>> Begin Data supplied

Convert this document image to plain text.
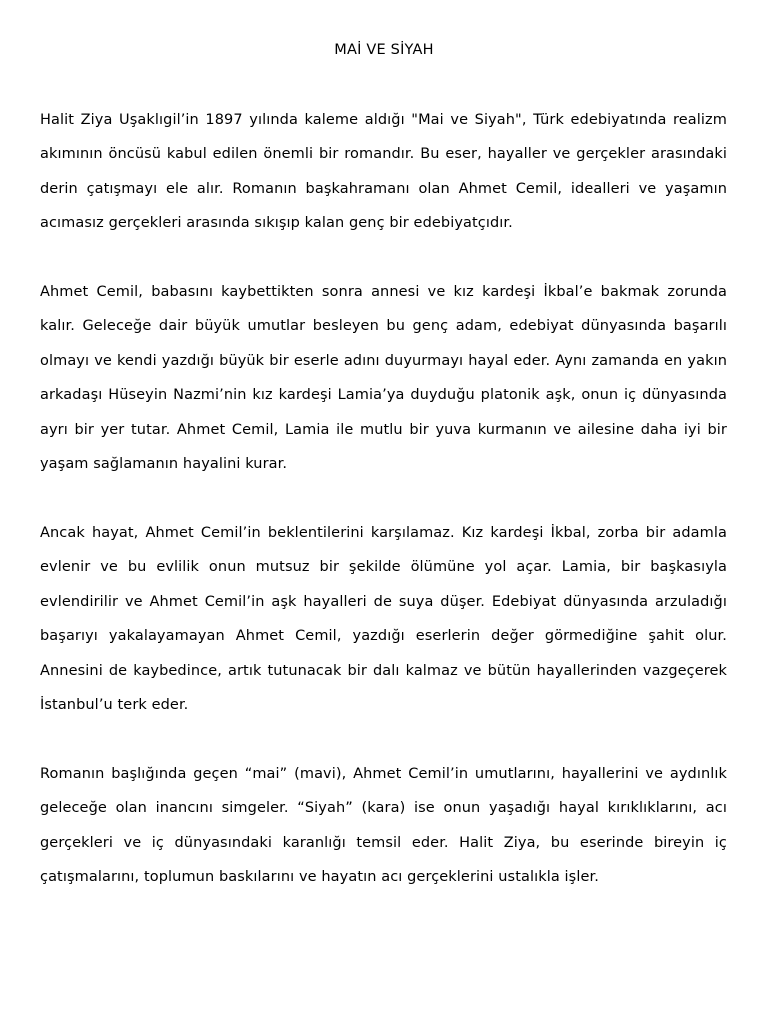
MAİ VE SİYAH

Halit Ziya Uşaklıgil’in 1897 yılında kaleme aldığı "Mai ve Siyah", Türk edebiyatında realizm akımının öncüsü kabul edilen önemli bir romandır. Bu eser, hayaller ve gerçekler arasındaki derin çatışmayı ele alır. Romanın başkahramanı olan Ahmet Cemil, idealleri ve yaşamın acımasız gerçekleri arasında sıkışıp kalan genç bir edebiyatçıdır.

Ahmet Cemil, babasını kaybettikten sonra annesi ve kız kardeşi İkbal’e bakmak zorunda kalır. Geleceğe dair büyük umutlar besleyen bu genç adam, edebiyat dünyasında başarılı olmayı ve kendi yazdığı büyük bir eserle adını duyurmayı hayal eder. Aynı zamanda en yakın arkadaşı Hüseyin Nazmi’nin kız kardeşi Lamia’ya duyduğu platonik aşk, onun iç dünyasında ayrı bir yer tutar. Ahmet Cemil, Lamia ile mutlu bir yuva kurmanın ve ailesine daha iyi bir yaşam sağlamanın hayalini kurar.

Ancak hayat, Ahmet Cemil’in beklentilerini karşılamaz. Kız kardeşi İkbal, zorba bir adamla evlenir ve bu evlilik onun mutsuz bir şekilde ölümüne yol açar. Lamia, bir başkasıyla evlendirilir ve Ahmet Cemil’in aşk hayalleri de suya düşer. Edebiyat dünyasında arzuladığı başarıyı yakalayamayan Ahmet Cemil, yazdığı eserlerin değer görmediğine şahit olur. Annesini de kaybedince, artık tutunacak bir dalı kalmaz ve bütün hayallerinden vazgeçerek İstanbul’u terk eder.

Romanın başlığında geçen “mai” (mavi), Ahmet Cemil’in umutlarını, hayallerini ve aydınlık geleceğe olan inancını simgeler. “Siyah” (kara) ise onun yaşadığı hayal kırıklıklarını, acı gerçekleri ve iç dünyasındaki karanlığı temsil eder. Halit Ziya, bu eserinde bireyin iç çatışmalarını, toplumun baskılarını ve hayatın acı gerçeklerini ustalıkla işler.
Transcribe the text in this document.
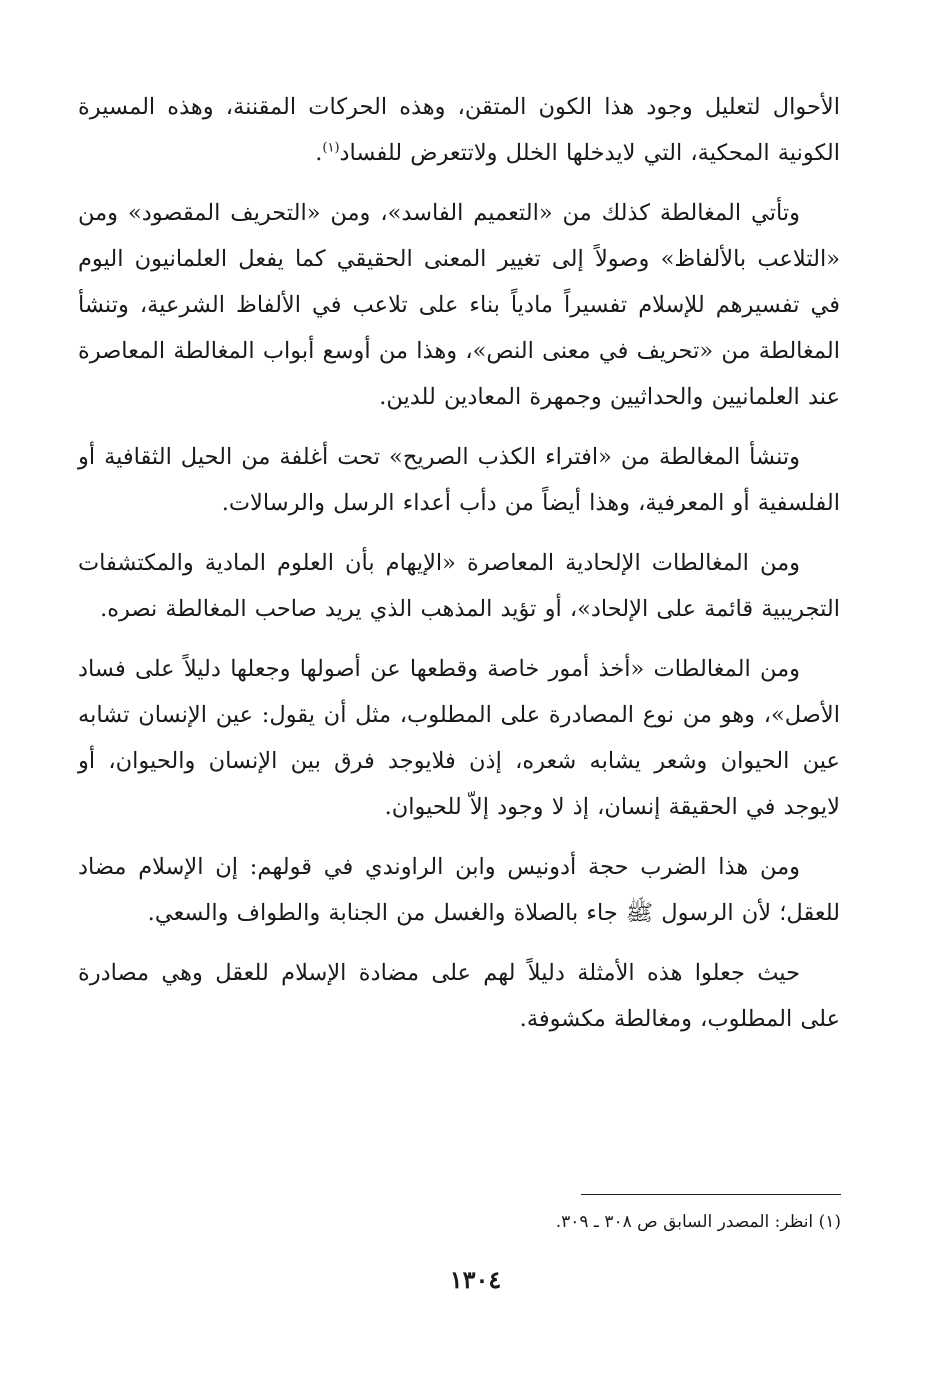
الأحوال لتعليل وجود هذا الكون المتقن، وهذه الحركات المقننة، وهذه المسيرة الكونية المحكية، التي لايدخلها الخلل ولاتتعرض للفساد$^{(١)}$.

وتأتي المغالطة كذلك من «التعميم الفاسد»، ومن «التحريف المقصود» ومن «التلاعب بالألفاظ» وصولاً إلى تغيير المعنى الحقيقي كما يفعل العلمانيون اليوم في تفسيرهم للإسلام تفسيراً مادياً بناء على تلاعب في الألفاظ الشرعية، وتنشأ المغالطة من «تحريف في معنى النص»، وهذا من أوسع أبواب المغالطة المعاصرة عند العلمانيين والحداثيين وجمهرة المعادين للدين.

وتنشأ المغالطة من «افتراء الكذب الصريح» تحت أغلفة من الحيل الثقافية أو الفلسفية أو المعرفية، وهذا أيضاً من دأب أعداء الرسل والرسالات.

ومن المغالطات الإلحادية المعاصرة «الإيهام بأن العلوم المادية والمكتشفات التجريبية قائمة على الإلحاد»، أو تؤيد المذهب الذي يريد صاحب المغالطة نصره.

ومن المغالطات «أخذ أمور خاصة وقطعها عن أصولها وجعلها دليلاً على فساد الأصل»، وهو من نوع المصادرة على المطلوب، مثل أن يقول: عين الإنسان تشابه عين الحيوان وشعر يشابه شعره، إذن فلايوجد فرق بين الإنسان والحيوان، أو لايوجد في الحقيقة إنسان، إذ لا وجود إلاّ للحيوان.

ومن هذا الضرب حجة أدونيس وابن الراوندي في قولهم: إن الإسلام مضاد للعقل؛ لأن الرسول ﷺ جاء بالصلاة والغسل من الجنابة والطواف والسعي.

حيث جعلوا هذه الأمثلة دليلاً لهم على مضادة الإسلام للعقل وهي مصادرة على المطلوب، ومغالطة مكشوفة.

(١) انظر: المصدر السابق ص ٣٠٨ ـ ٣٠٩.
١٣٠٤
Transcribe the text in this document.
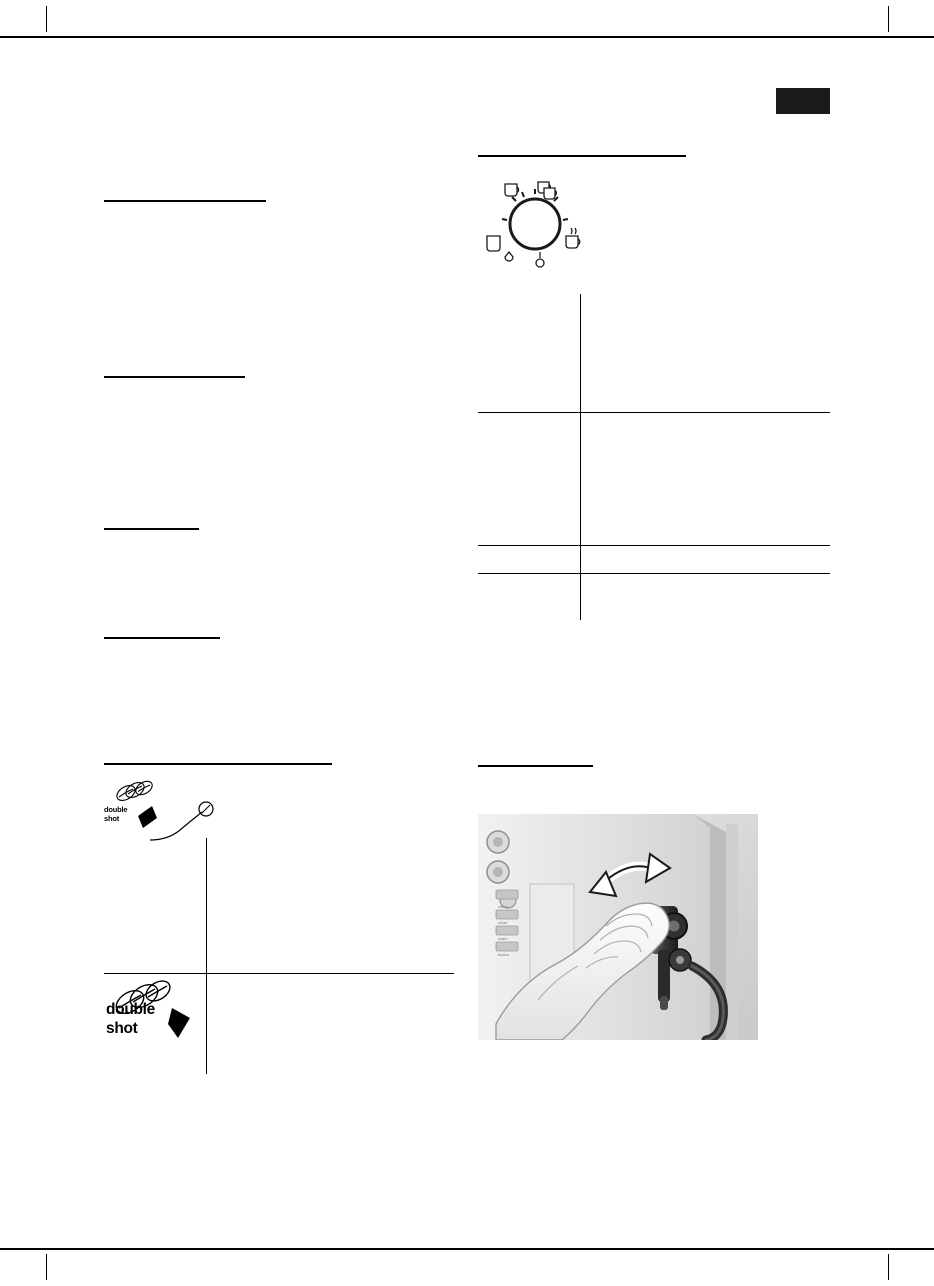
double
shot
double
shot
calc'n
clean
water
beans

>> End Data supplied

## Task
Quote every line of the records above exactly; no picture is to be copied.

## Right answer
Convert this document image to plain text.
MAİ VE SİYAH

Halit Ziya Uşaklıgil’in 1897 yılında kaleme aldığı "Mai ve Siyah", Türk edebiyatında realizm akımının öncüsü kabul edilen önemli bir romandır. Bu eser, hayaller ve gerçekler arasındaki derin çatışmayı ele alır. Romanın başkahramanı olan Ahmet Cemil, idealleri ve yaşamın acımasız gerçekleri arasında sıkışıp kalan genç bir edebiyatçıdır.

Ahmet Cemil, babasını kaybettikten sonra annesi ve kız kardeşi İkbal’e bakmak zorunda kalır. Geleceğe dair büyük umutlar besleyen bu genç adam, edebiyat dünyasında başarılı olmayı ve kendi yazdığı büyük bir eserle adını duyurmayı hayal eder. Aynı zamanda en yakın arkadaşı Hüseyin Nazmi’nin kız kardeşi Lamia’ya duyduğu platonik aşk, onun iç dünyasında ayrı bir yer tutar. Ahmet Cemil, Lamia ile mutlu bir yuva kurmanın ve ailesine daha iyi bir yaşam sağlamanın hayalini kurar.

Ancak hayat, Ahmet Cemil’in beklentilerini karşılamaz. Kız kardeşi İkbal, zorba bir adamla evlenir ve bu evlilik onun mutsuz bir şekilde ölümüne yol açar. Lamia, bir başkasıyla evlendirilir ve Ahmet Cemil’in aşk hayalleri de suya düşer. Edebiyat dünyasında arzuladığı başarıyı yakalayamayan Ahmet Cemil, yazdığı eserlerin değer görmediğine şahit olur. Annesini de kaybedince, artık tutunacak bir dalı kalmaz ve bütün hayallerinden vazgeçerek İstanbul’u terk eder.

Romanın başlığında geçen “mai” (mavi), Ahmet Cemil’in umutlarını, hayallerini ve aydınlık geleceğe olan inancını simgeler. “Siyah” (kara) ise onun yaşadığı hayal kırıklıklarını, acı gerçekleri ve iç dünyasındaki karanlığı temsil eder. Halit Ziya, bu eserinde bireyin iç çatışmalarını, toplumun baskılarını ve hayatın acı gerçeklerini ustalıkla işler.
Transcribe the text in this document.
الأحوال لتعليل وجود هذا الكون المتقن، وهذه الحركات المقننة، وهذه المسيرة الكونية المحكية، التي لايدخلها الخلل ولاتتعرض للفساد$^{(١)}$.

وتأتي المغالطة كذلك من «التعميم الفاسد»، ومن «التحريف المقصود» ومن «التلاعب بالألفاظ» وصولاً إلى تغيير المعنى الحقيقي كما يفعل العلمانيون اليوم في تفسيرهم للإسلام تفسيراً مادياً بناء على تلاعب في الألفاظ الشرعية، وتنشأ المغالطة من «تحريف في معنى النص»، وهذا من أوسع أبواب المغالطة المعاصرة عند العلمانيين والحداثيين وجمهرة المعادين للدين.

وتنشأ المغالطة من «افتراء الكذب الصريح» تحت أغلفة من الحيل الثقافية أو الفلسفية أو المعرفية، وهذا أيضاً من دأب أعداء الرسل والرسالات.

ومن المغالطات الإلحادية المعاصرة «الإيهام بأن العلوم المادية والمكتشفات التجريبية قائمة على الإلحاد»، أو تؤيد المذهب الذي يريد صاحب المغالطة نصره.

ومن المغالطات «أخذ أمور خاصة وقطعها عن أصولها وجعلها دليلاً على فساد الأصل»، وهو من نوع المصادرة على المطلوب، مثل أن يقول: عين الإنسان تشابه عين الحيوان وشعر يشابه شعره، إذن فلايوجد فرق بين الإنسان والحيوان، أو لايوجد في الحقيقة إنسان، إذ لا وجود إلاّ للحيوان.

ومن هذا الضرب حجة أدونيس وابن الراوندي في قولهم: إن الإسلام مضاد للعقل؛ لأن الرسول ﷺ جاء بالصلاة والغسل من الجنابة والطواف والسعي.

حيث جعلوا هذه الأمثلة دليلاً لهم على مضادة الإسلام للعقل وهي مصادرة على المطلوب، ومغالطة مكشوفة.

(١) انظر: المصدر السابق ص ٣٠٨ ـ ٣٠٩.
١٣٠٤
Transcribe the text in this document.
double
shot
double
shot
calc'n
clean
water
beans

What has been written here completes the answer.